Instruction
Pull from the material the lines starting at the one with "point — [439, 314, 448, 323]" and ending at the one with "point — [108, 215, 118, 226]", and copy them out unchanged, both of those lines included.

Data extract

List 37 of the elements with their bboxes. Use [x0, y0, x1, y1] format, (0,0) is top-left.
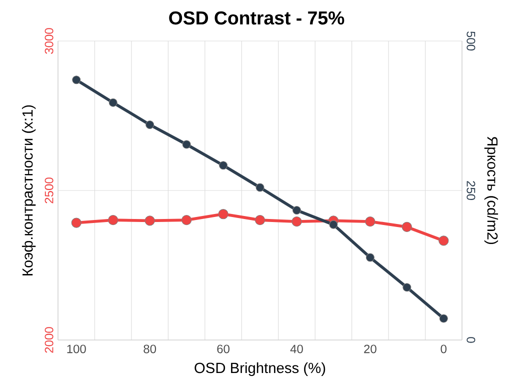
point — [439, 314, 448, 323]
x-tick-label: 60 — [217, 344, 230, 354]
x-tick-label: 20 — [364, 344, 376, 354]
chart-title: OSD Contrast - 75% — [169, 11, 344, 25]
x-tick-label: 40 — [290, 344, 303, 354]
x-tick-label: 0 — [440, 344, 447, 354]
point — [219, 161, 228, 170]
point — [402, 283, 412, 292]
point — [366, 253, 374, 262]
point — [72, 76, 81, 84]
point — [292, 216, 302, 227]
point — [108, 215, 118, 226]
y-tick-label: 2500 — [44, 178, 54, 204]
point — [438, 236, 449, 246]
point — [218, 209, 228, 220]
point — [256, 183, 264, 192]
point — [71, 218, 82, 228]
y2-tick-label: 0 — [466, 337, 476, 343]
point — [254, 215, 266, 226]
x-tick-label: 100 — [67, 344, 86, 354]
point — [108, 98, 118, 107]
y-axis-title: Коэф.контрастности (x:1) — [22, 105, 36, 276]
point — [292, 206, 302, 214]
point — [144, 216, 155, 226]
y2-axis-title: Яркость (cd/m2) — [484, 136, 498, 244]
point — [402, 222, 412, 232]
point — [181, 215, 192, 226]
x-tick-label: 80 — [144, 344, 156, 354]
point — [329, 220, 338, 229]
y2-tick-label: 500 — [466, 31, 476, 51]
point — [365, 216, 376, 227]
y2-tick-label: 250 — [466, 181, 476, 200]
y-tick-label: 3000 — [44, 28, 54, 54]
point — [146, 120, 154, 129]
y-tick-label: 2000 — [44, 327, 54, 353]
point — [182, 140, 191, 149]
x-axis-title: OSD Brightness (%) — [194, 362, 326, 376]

Correct answer
point — [439, 314, 448, 323]
x-tick-label: 60 — [217, 344, 230, 354]
x-tick-label: 20 — [364, 344, 376, 354]
chart-title: OSD Contrast - 75% — [169, 11, 344, 25]
x-tick-label: 40 — [290, 344, 303, 354]
x-tick-label: 0 — [440, 344, 447, 354]
point — [219, 161, 228, 170]
point — [402, 283, 412, 292]
point — [366, 253, 374, 262]
point — [72, 76, 81, 84]
point — [292, 216, 302, 227]
point — [108, 215, 118, 226]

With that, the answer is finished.